> What you should do: Each entry must be given again exactly; images do not belong in the copy.

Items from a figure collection
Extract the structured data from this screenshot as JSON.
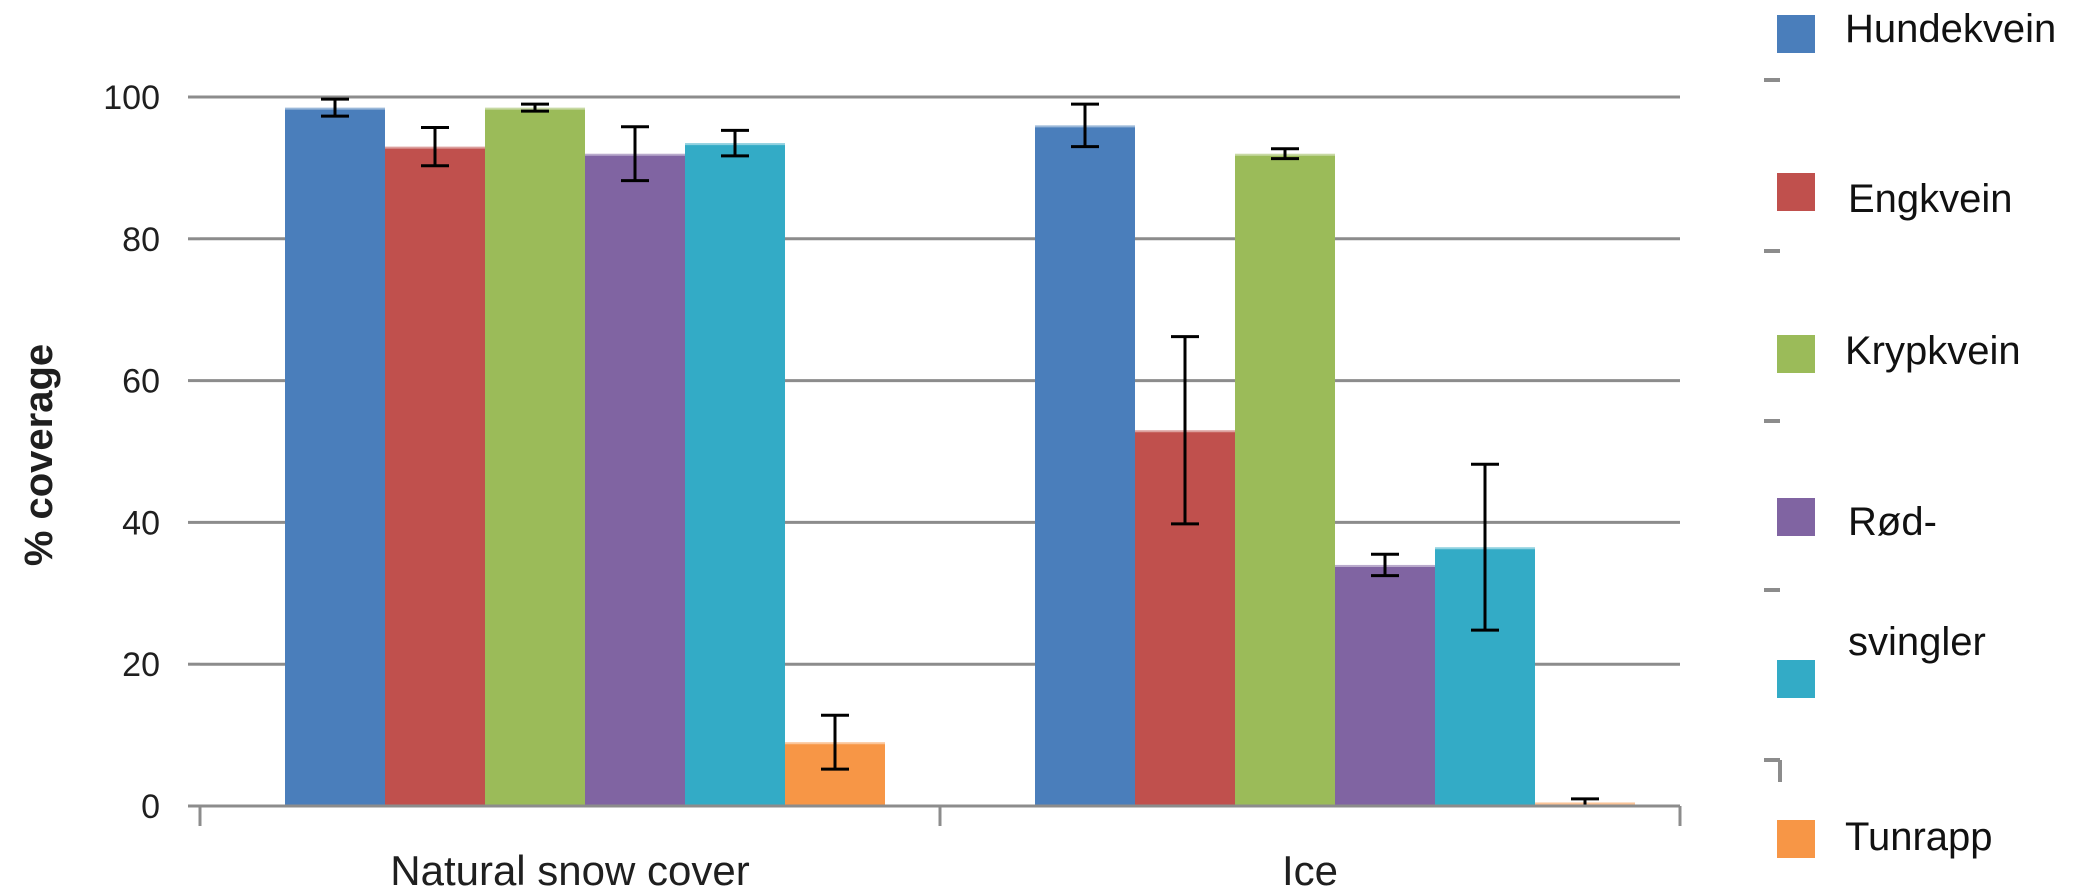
{
  "chart_data": {
    "type": "bar",
    "categories": [
      "Natural snow cover",
      "Ice"
    ],
    "ylabel": "% coverage",
    "xlabel": "",
    "title": "",
    "ylim": [
      0,
      100
    ],
    "yticks": [
      0,
      20,
      40,
      60,
      80,
      100
    ],
    "grid": true,
    "legend_position": "right",
    "legend_labels": [
      "Hundekvein",
      "Engkvein",
      "Krypkvein",
      "Rød-",
      "svingler",
      "Tunrapp"
    ],
    "series": [
      {
        "name": "Hundekvein",
        "color": "#4a7ebb",
        "values": [
          98.5,
          96
        ],
        "errors": [
          1.2,
          3
        ]
      },
      {
        "name": "Engkvein",
        "color": "#c0504d",
        "values": [
          93,
          53
        ],
        "errors": [
          2.7,
          13.2
        ]
      },
      {
        "name": "Krypkvein",
        "color": "#9bbb59",
        "values": [
          98.5,
          92
        ],
        "errors": [
          0.5,
          0.7
        ]
      },
      {
        "name": "Rød-svingler",
        "color": "#8064a2",
        "values": [
          92,
          34
        ],
        "errors": [
          3.8,
          1.5
        ]
      },
      {
        "name": "",
        "color": "#33abc6",
        "values": [
          93.5,
          36.5
        ],
        "errors": [
          1.8,
          11.7
        ]
      },
      {
        "name": "Tunrapp",
        "color": "#f79646",
        "values": [
          9,
          0.5
        ],
        "errors": [
          3.8,
          0.5
        ]
      }
    ]
  }
}
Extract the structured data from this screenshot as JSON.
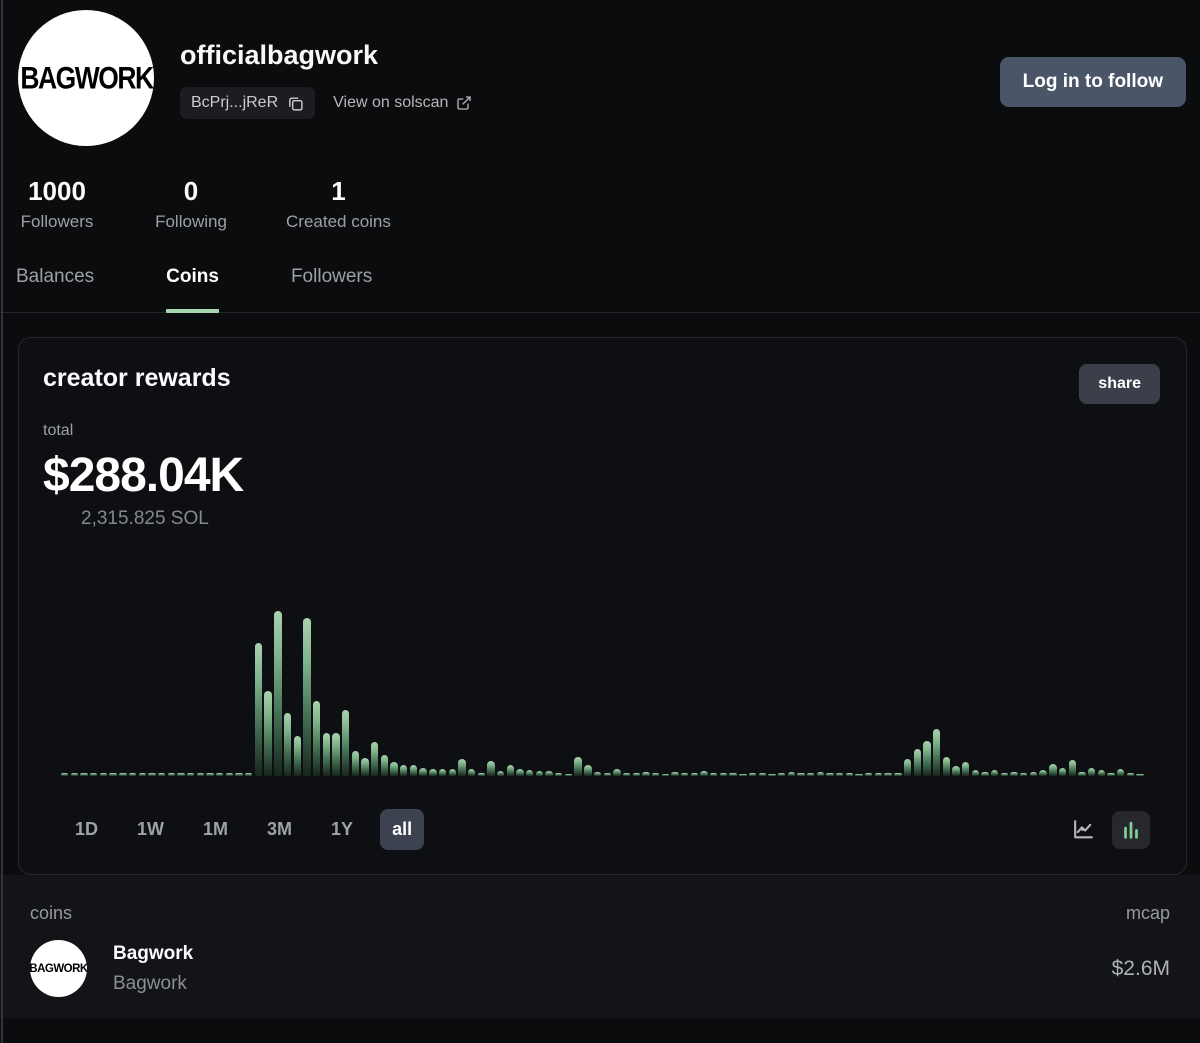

> The solution:
Extract the structured data from this screenshot as JSON.
{
  "chart_data": {
    "type": "bar",
    "categories": [
      "Natural snow cover",
      "Ice"
    ],
    "ylabel": "% coverage",
    "xlabel": "",
    "title": "",
    "ylim": [
      0,
      100
    ],
    "yticks": [
      0,
      20,
      40,
      60,
      80,
      100
    ],
    "grid": true,
    "legend_position": "right",
    "legend_labels": [
      "Hundekvein",
      "Engkvein",
      "Krypkvein",
      "Rød-",
      "svingler",
      "Tunrapp"
    ],
    "series": [
      {
        "name": "Hundekvein",
        "color": "#4a7ebb",
        "values": [
          98.5,
          96
        ],
        "errors": [
          1.2,
          3
        ]
      },
      {
        "name": "Engkvein",
        "color": "#c0504d",
        "values": [
          93,
          53
        ],
        "errors": [
          2.7,
          13.2
        ]
      },
      {
        "name": "Krypkvein",
        "color": "#9bbb59",
        "values": [
          98.5,
          92
        ],
        "errors": [
          0.5,
          0.7
        ]
      },
      {
        "name": "Rød-svingler",
        "color": "#8064a2",
        "values": [
          92,
          34
        ],
        "errors": [
          3.8,
          1.5
        ]
      },
      {
        "name": "",
        "color": "#33abc6",
        "values": [
          93.5,
          36.5
        ],
        "errors": [
          1.8,
          11.7
        ]
      },
      {
        "name": "Tunrapp",
        "color": "#f79646",
        "values": [
          9,
          0.5
        ],
        "errors": [
          3.8,
          0.5
        ]
      }
    ]
  }
}
Extract the structured data from this screenshot as JSON.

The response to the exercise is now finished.